__Work to do__: What you return should match every record exactly, with the images removed.

__Provided records__:

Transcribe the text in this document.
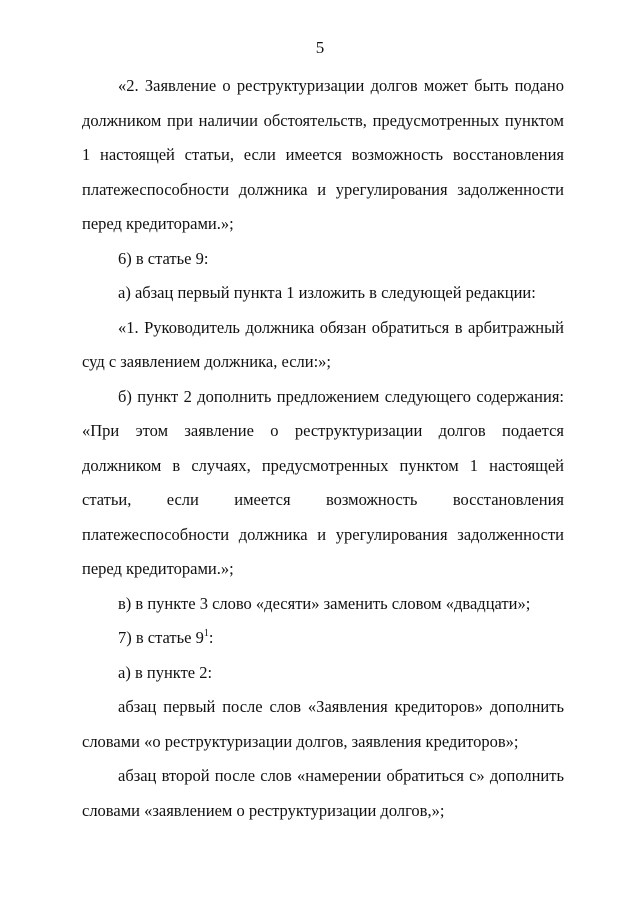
5

«2. Заявление о реструктуризации долгов может быть подано должником при наличии обстоятельств, предусмотренных пунктом 1 настоящей статьи, если имеется возможность восстановления платежеспособности должника и урегулирования задолженности перед кредиторами.»;

6) в статье 9:

а) абзац первый пункта 1 изложить в следующей редакции:

«1. Руководитель должника обязан обратиться в арбитражный суд с заявлением должника, если:»;

б) пункт 2 дополнить предложением следующего содержания: «При этом заявление о реструктуризации долгов подается должником в случаях, предусмотренных пунктом 1 настоящей статьи, если имеется возможность восстановления платежеспособности должника и урегулирования задолженности перед кредиторами.»;

в) в пункте 3 слово «десяти» заменить словом «двадцати»;

7) в статье $9^1$:

а) в пункте 2:

абзац первый после слов «Заявления кредиторов» дополнить словами «о реструктуризации долгов, заявления кредиторов»;

абзац второй после слов «намерении обратиться с» дополнить словами «заявлением о реструктуризации долгов,»;
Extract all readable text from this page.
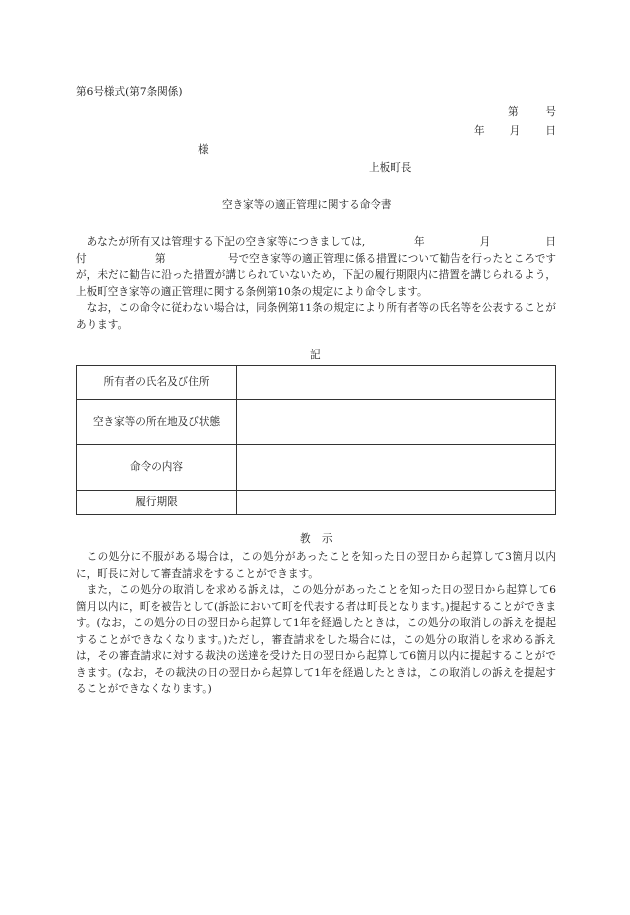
第6号様式(第7条関係)
第	号
年 月 日
様
上板町長
空き家等の適正管理に関する命令書
あなたが所有又は管理する下記の空き家等につきましては,	年	月	日
付	第	号で空き家等の適正管理に係る措置について勧告を行ったところです

が，未だに勧告に沿った措置が講じられていないため，下記の履行期限内に措置を講じられるよう，上板町空き家等の適正管理に関する条例第10条の規定により命令します。

なお，この命令に従わない場合は，同条例第11条の規定により所有者等の氏名等を公表することがあります。

記
所有者の氏名及び住所	
空き家等の所在地及び状態	
命令の内容	
履行期限	
教 示

この処分に不服がある場合は，この処分があったことを知った日の翌日から起算して3箇月以内に，町長に対して審査請求をすることができます。

また，この処分の取消しを求める訴えは，この処分があったことを知った日の翌日から起算して6箇月以内に，町を被告として(訴訟において町を代表する者は町長となります。)提起することができます。(なお，この処分の日の翌日から起算して1年を経過したときは，この処分の取消しの訴えを提起することができなくなります。)ただし，審査請求をした場合には，この処分の取消しを求める訴えは，その審査請求に対する裁決の送達を受けた日の翌日から起算して6箇月以内に提起することができます。(なお，その裁決の日の翌日から起算して1年を経過したときは，この取消しの訴えを提起することができなくなります。)
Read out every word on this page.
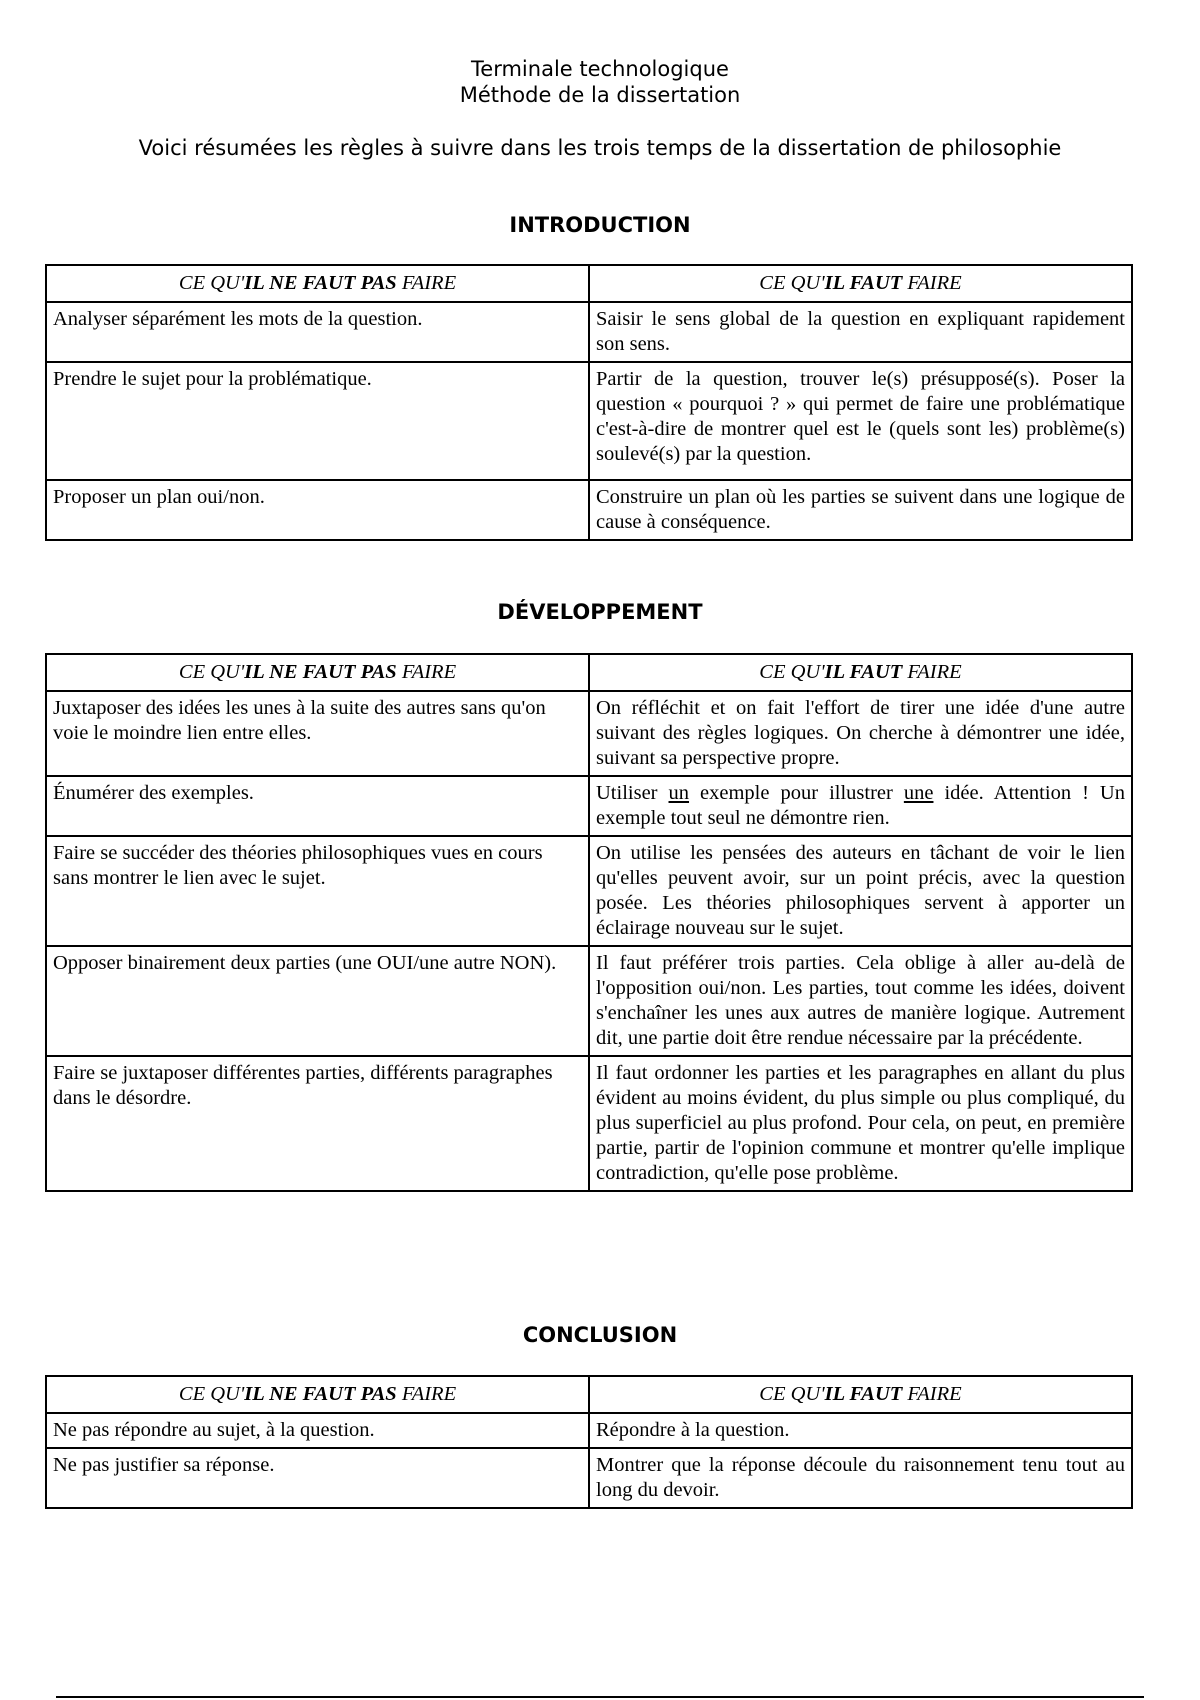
Terminale technologique
Méthode de la dissertation
Voici résumées les règles à suivre dans les trois temps de la dissertation de philosophie
INTRODUCTION
CE QU'IL NE FAUT PAS FAIRE	CE QU'IL FAUT FAIRE
Analyser séparément les mots de la question.	Saisir le sens global de la question en expliquant rapidement son sens.
Prendre le sujet pour la problématique.	Partir de la question, trouver le(s) présupposé(s). Poser la question « pourquoi ? » qui permet de faire une problématique c'est-à-dire de montrer quel est le (quels sont les) problème(s) soulevé(s) par la question.
Proposer un plan oui/non.	Construire un plan où les parties se suivent dans une logique de cause à conséquence.
DÉVELOPPEMENT
CE QU'IL NE FAUT PAS FAIRE	CE QU'IL FAUT FAIRE
Juxtaposer des idées les unes à la suite des autres sans qu'on voie le moindre lien entre elles.	On réfléchit et on fait l'effort de tirer une idée d'une autre suivant des règles logiques. On cherche à démontrer une idée, suivant sa perspective propre.
Énumérer des exemples.	Utiliser un exemple pour illustrer une idée. Attention ! Un exemple tout seul ne démontre rien.
Faire se succéder des théories philosophiques vues en cours sans montrer le lien avec le sujet.	On utilise les pensées des auteurs en tâchant de voir le lien qu'elles peuvent avoir, sur un point précis, avec la question posée. Les théories philosophiques servent à apporter un éclairage nouveau sur le sujet.
Opposer binairement deux parties (une OUI/une autre NON).	Il faut préférer trois parties. Cela oblige à aller au-delà de l'opposition oui/non. Les parties, tout comme les idées, doivent s'enchaîner les unes aux autres de manière logique. Autrement dit, une partie doit être rendue nécessaire par la précédente.
Faire se juxtaposer différentes parties, différents paragraphes dans le désordre.	Il faut ordonner les parties et les paragraphes en allant du plus évident au moins évident, du plus simple ou plus compliqué, du plus superficiel au plus profond. Pour cela, on peut, en première partie, partir de l'opinion commune et montrer qu'elle implique contradiction, qu'elle pose problème.
CONCLUSION
CE QU'IL NE FAUT PAS FAIRE	CE QU'IL FAUT FAIRE
Ne pas répondre au sujet, à la question.	Répondre à la question.
Ne pas justifier sa réponse.	Montrer que la réponse découle du raisonnement tenu tout au long du devoir.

__Answer below__:
Transcribe the text in this document.
5

«2. Заявление о реструктуризации долгов может быть подано должником при наличии обстоятельств, предусмотренных пунктом 1 настоящей статьи, если имеется возможность восстановления платежеспособности должника и урегулирования задолженности перед кредиторами.»;

6) в статье 9:

а) абзац первый пункта 1 изложить в следующей редакции:

«1. Руководитель должника обязан обратиться в арбитражный суд с заявлением должника, если:»;

б) пункт 2 дополнить предложением следующего содержания: «При этом заявление о реструктуризации долгов подается должником в случаях, предусмотренных пунктом 1 настоящей статьи, если имеется возможность восстановления платежеспособности должника и урегулирования задолженности перед кредиторами.»;

в) в пункте 3 слово «десяти» заменить словом «двадцати»;

7) в статье $9^1$:

а) в пункте 2:

абзац первый после слов «Заявления кредиторов» дополнить словами «о реструктуризации долгов, заявления кредиторов»;

абзац второй после слов «намерении обратиться с» дополнить словами «заявлением о реструктуризации долгов,»;
Extract all readable text from this page.
第6号様式(第7条関係)
第	号
年 月 日
様
上板町長
空き家等の適正管理に関する命令書
あなたが所有又は管理する下記の空き家等につきましては,	年	月	日
付	第	号で空き家等の適正管理に係る措置について勧告を行ったところです

が，未だに勧告に沿った措置が講じられていないため，下記の履行期限内に措置を講じられるよう，上板町空き家等の適正管理に関する条例第10条の規定により命令します。

なお，この命令に従わない場合は，同条例第11条の規定により所有者等の氏名等を公表することがあります。

記
所有者の氏名及び住所	
空き家等の所在地及び状態	
命令の内容	
履行期限	
教 示

この処分に不服がある場合は，この処分があったことを知った日の翌日から起算して3箇月以内に，町長に対して審査請求をすることができます。

また，この処分の取消しを求める訴えは，この処分があったことを知った日の翌日から起算して6箇月以内に，町を被告として(訴訟において町を代表する者は町長となります。)提起することができます。(なお，この処分の日の翌日から起算して1年を経過したときは，この処分の取消しの訴えを提起することができなくなります。)ただし，審査請求をした場合には，この処分の取消しを求める訴えは，その審査請求に対する裁決の送達を受けた日の翌日から起算して6箇月以内に提起することができます。(なお，その裁決の日の翌日から起算して1年を経過したときは，この取消しの訴えを提起することができなくなります。)
Read out every word on this page.
Terminale technologique
Méthode de la dissertation
Voici résumées les règles à suivre dans les trois temps de la dissertation de philosophie
INTRODUCTION
CE QU'IL NE FAUT PAS FAIRE	CE QU'IL FAUT FAIRE
Analyser séparément les mots de la question.	Saisir le sens global de la question en expliquant rapidement son sens.
Prendre le sujet pour la problématique.	Partir de la question, trouver le(s) présupposé(s). Poser la question « pourquoi ? » qui permet de faire une problématique c'est-à-dire de montrer quel est le (quels sont les) problème(s) soulevé(s) par la question.
Proposer un plan oui/non.	Construire un plan où les parties se suivent dans une logique de cause à conséquence.
DÉVELOPPEMENT
CE QU'IL NE FAUT PAS FAIRE	CE QU'IL FAUT FAIRE
Juxtaposer des idées les unes à la suite des autres sans qu'on voie le moindre lien entre elles.	On réfléchit et on fait l'effort de tirer une idée d'une autre suivant des règles logiques. On cherche à démontrer une idée, suivant sa perspective propre.
Énumérer des exemples.	Utiliser un exemple pour illustrer une idée. Attention ! Un exemple tout seul ne démontre rien.
Faire se succéder des théories philosophiques vues en cours sans montrer le lien avec le sujet.	On utilise les pensées des auteurs en tâchant de voir le lien qu'elles peuvent avoir, sur un point précis, avec la question posée. Les théories philosophiques servent à apporter un éclairage nouveau sur le sujet.
Opposer binairement deux parties (une OUI/une autre NON).	Il faut préférer trois parties. Cela oblige à aller au-delà de l'opposition oui/non. Les parties, tout comme les idées, doivent s'enchaîner les unes aux autres de manière logique. Autrement dit, une partie doit être rendue nécessaire par la précédente.
Faire se juxtaposer différentes parties, différents paragraphes dans le désordre.	Il faut ordonner les parties et les paragraphes en allant du plus évident au moins évident, du plus simple ou plus compliqué, du plus superficiel au plus profond. Pour cela, on peut, en première partie, partir de l'opinion commune et montrer qu'elle implique contradiction, qu'elle pose problème.
CONCLUSION
CE QU'IL NE FAUT PAS FAIRE	CE QU'IL FAUT FAIRE
Ne pas répondre au sujet, à la question.	Répondre à la question.
Ne pas justifier sa réponse.	Montrer que la réponse découle du raisonnement tenu tout au long du devoir.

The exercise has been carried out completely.